Lessig points to the wave of appointees and staff who came to DC with the Obama administration in 2009, only to see their hopes smashed upon the shores of bureaucracy.

Benkler says that what they are disagreeing about is the politics question, not whether planning is already being done in a peer-to-peer decentralized way. The question in his mind about SOPA-PIPA is whether it’s an outlier, because it was mainly organized by a generation who grew up on the Internet with ideals of free culture. He thinks it is too soon to tell. It’s unclear how to repeat that experience with a different issue. Benkler mentions the Trayvon Martin controversy mapping from the Center for Civic Media and how they found a different set of stories emerging from that case.

Johnson points out that “the button” of networked activism is often a manifestation of opposition rather than a positive, generative initiative. That’s why he focused on Kickstarter in the book — it’s about actually getting stuff done. We need to find positive initiatives like participatory budgeting that we can build around peer networks. Perhaps if people see that participatory local government works, they might become more excited about peer organising online.

Crawford raises the bar: Could we build the Hoover Dam? Stephen thinks that big industrial things are hard to do. But the decision to build those things could be made.

Naparstek asks, “Is the peer network fundamentally good? Is there a peer conservativism?” Lessig responds that he thinks the Tea Party was a peer network. Although he doesn’t like what they did, they did describe themselves as an open source movement: tea party patriots who organised themselves with technology and thought of themselves as a bottom-up movement. That’s why he thinks so much is at stake.

That’s a good peer network, Benkler says. It’s an example of a group of people who feels their views weren’t taken into account by government and try to bring those views into a major political party. Bad networks are oligarchical networks of stifling power, or mobs.

Johnson says that the main difference in the “new” peer to peer networks is that they are “diverse” in a way that goes beyond the multiculturalism from the 80’s. He claims that diverse groups can make better decisions that non-diverse groups, in the long run.

______

__Objective 1__. In the summary of the panel discussion on peer networks, which movement does Lessig call a peer network?
__Objective 2__. Write the next part of the summary of the panel discussion on peer networks, picking up after its final sentence.

__Extracted material__.

______

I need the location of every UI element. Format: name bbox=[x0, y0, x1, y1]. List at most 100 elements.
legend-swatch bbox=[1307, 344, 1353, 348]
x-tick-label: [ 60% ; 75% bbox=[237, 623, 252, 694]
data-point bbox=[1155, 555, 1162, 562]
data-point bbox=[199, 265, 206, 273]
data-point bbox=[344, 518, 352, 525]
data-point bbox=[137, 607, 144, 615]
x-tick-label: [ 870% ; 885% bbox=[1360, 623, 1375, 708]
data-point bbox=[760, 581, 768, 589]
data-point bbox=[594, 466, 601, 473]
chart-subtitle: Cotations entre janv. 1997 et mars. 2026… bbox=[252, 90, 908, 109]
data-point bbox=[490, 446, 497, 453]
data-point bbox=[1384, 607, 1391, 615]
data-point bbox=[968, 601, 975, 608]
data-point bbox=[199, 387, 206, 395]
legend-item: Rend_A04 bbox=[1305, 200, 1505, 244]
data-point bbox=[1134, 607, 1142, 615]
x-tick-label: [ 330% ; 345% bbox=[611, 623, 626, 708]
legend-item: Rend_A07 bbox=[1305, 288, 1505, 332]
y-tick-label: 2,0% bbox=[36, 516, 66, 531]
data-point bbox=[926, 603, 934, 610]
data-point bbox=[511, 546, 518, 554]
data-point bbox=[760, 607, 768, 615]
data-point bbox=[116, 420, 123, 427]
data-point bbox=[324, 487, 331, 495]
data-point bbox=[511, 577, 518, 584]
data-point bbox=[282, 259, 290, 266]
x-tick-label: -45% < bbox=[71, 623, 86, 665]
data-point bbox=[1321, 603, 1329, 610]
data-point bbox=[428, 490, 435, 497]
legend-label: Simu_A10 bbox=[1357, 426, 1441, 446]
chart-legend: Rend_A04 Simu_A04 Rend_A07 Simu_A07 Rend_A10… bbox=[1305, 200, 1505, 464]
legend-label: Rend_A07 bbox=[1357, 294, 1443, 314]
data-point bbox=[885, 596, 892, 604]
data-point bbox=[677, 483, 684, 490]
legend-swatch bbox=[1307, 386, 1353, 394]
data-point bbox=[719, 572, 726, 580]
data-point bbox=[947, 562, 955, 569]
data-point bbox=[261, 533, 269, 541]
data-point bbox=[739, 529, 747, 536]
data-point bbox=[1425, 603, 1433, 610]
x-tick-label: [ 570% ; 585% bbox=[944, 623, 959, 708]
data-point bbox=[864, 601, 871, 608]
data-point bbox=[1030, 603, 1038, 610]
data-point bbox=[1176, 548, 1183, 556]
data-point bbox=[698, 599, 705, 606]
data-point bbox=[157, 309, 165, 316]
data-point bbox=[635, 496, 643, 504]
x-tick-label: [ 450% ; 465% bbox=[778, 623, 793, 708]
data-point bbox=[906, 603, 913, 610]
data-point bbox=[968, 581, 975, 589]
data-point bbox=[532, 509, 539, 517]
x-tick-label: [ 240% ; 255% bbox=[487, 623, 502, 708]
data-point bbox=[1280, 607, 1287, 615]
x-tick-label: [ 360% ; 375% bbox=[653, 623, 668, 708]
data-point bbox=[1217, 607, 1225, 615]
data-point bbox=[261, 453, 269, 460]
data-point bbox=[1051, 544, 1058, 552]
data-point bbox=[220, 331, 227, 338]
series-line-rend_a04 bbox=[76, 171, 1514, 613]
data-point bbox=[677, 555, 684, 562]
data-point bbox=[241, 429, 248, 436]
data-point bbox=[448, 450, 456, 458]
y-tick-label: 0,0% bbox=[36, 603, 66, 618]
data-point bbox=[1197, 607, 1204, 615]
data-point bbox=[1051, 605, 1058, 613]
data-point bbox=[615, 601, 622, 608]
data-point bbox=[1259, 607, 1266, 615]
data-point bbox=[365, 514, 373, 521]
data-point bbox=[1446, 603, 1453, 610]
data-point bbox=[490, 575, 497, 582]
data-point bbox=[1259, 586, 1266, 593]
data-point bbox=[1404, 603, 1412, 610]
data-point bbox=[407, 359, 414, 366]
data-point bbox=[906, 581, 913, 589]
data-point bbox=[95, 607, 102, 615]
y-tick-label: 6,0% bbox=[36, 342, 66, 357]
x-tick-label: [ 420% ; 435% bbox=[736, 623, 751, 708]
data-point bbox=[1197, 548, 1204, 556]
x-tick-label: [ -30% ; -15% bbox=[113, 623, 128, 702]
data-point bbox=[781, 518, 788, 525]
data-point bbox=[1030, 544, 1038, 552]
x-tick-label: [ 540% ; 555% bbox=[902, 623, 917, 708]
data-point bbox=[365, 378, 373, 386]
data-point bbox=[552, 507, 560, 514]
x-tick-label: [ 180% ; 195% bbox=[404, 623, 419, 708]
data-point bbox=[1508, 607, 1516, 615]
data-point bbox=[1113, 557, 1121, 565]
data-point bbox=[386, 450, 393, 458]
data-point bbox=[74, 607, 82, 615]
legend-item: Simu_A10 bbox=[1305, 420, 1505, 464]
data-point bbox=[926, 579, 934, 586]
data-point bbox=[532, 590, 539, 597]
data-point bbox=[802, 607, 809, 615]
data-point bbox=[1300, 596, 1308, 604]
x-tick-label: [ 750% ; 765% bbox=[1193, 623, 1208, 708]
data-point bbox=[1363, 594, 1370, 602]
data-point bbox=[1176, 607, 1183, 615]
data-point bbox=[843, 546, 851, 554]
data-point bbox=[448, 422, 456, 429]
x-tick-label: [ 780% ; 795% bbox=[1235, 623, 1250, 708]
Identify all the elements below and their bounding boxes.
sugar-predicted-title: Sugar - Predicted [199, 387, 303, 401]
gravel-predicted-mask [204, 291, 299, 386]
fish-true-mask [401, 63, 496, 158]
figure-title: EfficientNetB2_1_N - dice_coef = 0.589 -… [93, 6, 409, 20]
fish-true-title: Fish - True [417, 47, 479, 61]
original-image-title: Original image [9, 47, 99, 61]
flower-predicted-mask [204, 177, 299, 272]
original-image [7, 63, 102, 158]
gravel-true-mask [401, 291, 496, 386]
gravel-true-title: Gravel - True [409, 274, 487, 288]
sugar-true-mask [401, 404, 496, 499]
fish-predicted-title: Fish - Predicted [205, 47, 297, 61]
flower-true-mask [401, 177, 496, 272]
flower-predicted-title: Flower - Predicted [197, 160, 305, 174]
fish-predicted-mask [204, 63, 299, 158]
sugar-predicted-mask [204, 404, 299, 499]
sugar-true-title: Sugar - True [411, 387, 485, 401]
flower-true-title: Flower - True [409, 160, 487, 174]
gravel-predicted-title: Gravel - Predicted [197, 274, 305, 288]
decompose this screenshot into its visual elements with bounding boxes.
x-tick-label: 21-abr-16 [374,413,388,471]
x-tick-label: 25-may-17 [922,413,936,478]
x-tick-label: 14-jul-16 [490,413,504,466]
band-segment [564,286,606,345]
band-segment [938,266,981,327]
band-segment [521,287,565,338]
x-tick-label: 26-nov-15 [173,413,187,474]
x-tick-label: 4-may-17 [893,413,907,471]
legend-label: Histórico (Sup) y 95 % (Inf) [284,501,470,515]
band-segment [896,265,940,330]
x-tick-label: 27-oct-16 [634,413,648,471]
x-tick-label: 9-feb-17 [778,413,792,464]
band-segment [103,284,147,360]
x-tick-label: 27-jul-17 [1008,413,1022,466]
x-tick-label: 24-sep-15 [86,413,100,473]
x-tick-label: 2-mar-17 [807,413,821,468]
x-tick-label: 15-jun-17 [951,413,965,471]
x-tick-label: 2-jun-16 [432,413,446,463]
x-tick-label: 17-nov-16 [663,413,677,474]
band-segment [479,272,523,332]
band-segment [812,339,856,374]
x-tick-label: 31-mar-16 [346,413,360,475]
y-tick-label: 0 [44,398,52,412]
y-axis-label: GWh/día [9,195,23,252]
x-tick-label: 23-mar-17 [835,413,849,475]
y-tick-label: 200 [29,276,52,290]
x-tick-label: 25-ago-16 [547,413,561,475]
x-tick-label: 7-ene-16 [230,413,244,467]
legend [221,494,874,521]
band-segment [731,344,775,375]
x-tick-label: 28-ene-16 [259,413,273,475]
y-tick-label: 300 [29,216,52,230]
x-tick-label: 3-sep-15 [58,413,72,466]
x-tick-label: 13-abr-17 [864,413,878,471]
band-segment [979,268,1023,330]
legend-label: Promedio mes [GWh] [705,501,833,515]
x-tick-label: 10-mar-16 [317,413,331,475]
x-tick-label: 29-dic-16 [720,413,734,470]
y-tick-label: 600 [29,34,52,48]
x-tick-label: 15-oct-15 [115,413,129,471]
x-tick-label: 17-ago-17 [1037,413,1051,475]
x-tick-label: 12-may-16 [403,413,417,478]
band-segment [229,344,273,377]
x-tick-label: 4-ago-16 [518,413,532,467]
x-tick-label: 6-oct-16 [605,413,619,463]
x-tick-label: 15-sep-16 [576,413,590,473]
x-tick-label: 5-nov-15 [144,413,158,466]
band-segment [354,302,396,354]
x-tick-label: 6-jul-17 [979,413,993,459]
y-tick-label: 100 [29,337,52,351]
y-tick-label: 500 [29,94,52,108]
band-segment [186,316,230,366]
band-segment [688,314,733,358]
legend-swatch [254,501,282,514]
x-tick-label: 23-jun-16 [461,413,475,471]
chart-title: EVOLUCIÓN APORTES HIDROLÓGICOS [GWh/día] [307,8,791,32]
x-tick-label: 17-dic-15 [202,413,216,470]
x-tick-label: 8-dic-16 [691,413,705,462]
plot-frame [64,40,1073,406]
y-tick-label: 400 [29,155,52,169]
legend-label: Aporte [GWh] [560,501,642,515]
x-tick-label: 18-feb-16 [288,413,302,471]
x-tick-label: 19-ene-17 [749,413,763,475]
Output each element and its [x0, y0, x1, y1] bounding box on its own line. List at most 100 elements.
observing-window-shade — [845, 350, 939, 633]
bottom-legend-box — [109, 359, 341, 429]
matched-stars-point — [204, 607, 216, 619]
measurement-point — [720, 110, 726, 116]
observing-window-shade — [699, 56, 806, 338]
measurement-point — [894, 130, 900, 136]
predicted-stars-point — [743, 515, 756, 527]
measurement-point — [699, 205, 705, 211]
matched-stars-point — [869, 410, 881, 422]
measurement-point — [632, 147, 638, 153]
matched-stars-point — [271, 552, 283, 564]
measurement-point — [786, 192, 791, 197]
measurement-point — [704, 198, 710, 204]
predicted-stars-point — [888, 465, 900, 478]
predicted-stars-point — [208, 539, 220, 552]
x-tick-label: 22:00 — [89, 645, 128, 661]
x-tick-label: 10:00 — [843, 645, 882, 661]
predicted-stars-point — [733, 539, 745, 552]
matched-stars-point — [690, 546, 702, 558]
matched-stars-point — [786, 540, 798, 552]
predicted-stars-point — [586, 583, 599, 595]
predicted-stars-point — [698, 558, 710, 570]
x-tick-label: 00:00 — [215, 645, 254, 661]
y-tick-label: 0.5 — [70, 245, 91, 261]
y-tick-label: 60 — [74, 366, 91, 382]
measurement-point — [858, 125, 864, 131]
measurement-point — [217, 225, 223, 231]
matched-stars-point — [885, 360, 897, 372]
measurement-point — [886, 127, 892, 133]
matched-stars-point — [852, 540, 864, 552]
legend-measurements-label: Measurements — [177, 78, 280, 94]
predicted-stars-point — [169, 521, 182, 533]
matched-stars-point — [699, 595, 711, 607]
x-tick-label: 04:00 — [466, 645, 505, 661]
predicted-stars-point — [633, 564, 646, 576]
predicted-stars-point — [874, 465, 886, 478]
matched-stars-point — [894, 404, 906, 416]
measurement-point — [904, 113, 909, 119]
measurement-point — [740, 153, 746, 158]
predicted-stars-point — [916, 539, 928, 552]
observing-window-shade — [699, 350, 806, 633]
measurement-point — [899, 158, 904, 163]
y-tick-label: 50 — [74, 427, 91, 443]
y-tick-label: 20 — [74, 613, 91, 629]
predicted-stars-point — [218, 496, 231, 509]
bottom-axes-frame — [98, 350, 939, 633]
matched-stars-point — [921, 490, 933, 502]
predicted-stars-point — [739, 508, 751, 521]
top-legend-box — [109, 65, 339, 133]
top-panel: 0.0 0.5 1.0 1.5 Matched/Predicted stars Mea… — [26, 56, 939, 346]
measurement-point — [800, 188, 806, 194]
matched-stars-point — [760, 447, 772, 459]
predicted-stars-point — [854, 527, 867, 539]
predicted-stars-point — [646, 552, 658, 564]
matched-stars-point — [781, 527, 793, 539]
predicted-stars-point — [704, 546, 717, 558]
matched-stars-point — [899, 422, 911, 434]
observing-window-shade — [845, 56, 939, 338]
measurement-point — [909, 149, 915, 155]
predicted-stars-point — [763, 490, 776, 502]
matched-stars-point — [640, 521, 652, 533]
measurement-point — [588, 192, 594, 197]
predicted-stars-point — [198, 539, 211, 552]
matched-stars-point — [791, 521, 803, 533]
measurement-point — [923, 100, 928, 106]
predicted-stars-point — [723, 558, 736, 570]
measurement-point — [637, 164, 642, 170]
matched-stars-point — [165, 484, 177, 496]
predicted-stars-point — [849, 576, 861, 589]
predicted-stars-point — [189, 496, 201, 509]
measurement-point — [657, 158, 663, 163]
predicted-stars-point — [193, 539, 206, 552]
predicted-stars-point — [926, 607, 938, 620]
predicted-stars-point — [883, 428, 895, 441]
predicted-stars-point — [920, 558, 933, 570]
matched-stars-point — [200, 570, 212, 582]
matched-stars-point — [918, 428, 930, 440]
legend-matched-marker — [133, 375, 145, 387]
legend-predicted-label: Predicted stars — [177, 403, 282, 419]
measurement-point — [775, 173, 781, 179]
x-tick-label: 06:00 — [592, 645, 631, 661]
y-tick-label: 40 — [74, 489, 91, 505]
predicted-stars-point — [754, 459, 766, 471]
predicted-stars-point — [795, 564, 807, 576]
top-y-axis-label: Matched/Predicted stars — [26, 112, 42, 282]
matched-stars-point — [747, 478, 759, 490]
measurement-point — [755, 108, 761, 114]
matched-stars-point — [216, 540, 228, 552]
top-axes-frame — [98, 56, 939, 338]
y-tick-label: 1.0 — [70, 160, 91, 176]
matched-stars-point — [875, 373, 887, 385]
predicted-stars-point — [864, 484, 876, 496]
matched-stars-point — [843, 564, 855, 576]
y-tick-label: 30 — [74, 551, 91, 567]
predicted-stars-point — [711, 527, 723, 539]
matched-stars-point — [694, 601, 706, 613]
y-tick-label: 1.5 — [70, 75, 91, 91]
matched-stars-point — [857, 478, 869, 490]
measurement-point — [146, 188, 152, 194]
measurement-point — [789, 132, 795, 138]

______

__Exercise response 1__. The Tea Party.

__Exercise response 2__.
Our media is becoming more fragmented, so we see more instances of crazy people with soapboxes who didn’t have them before. But most of us agree that diversifying the ability to publish and be heard is a net gain for society. It’s not a far stretch from the experiment of democracy, where crazy people were given the vote, but the net effect was a crowd intelligence.

Amy Robinson, who works for Sebastian Seung’s crowdsource science program (we wrote about it here), asks how we can share innovations that individuals develop to participate in a particular crowd. People in TED and TEDx are doing much more than just organizing events, but it’s hard for them to share what they learn from that experience.

Johnson responds that when these networks work and encourage participation – how can we learn from those successes? In the case of Wikipedia, it is extraordinary that so many people are willing to contribute even though there is no reputation system or way of getting “credit” for your contribution. One powerful thing is the way that Wikipedia uses stubs – which say “there isn’t an entry here for this but there should be”. This creates a signaling mechanism in the network. Some people might be good at pointing out the problem and others at fixing it.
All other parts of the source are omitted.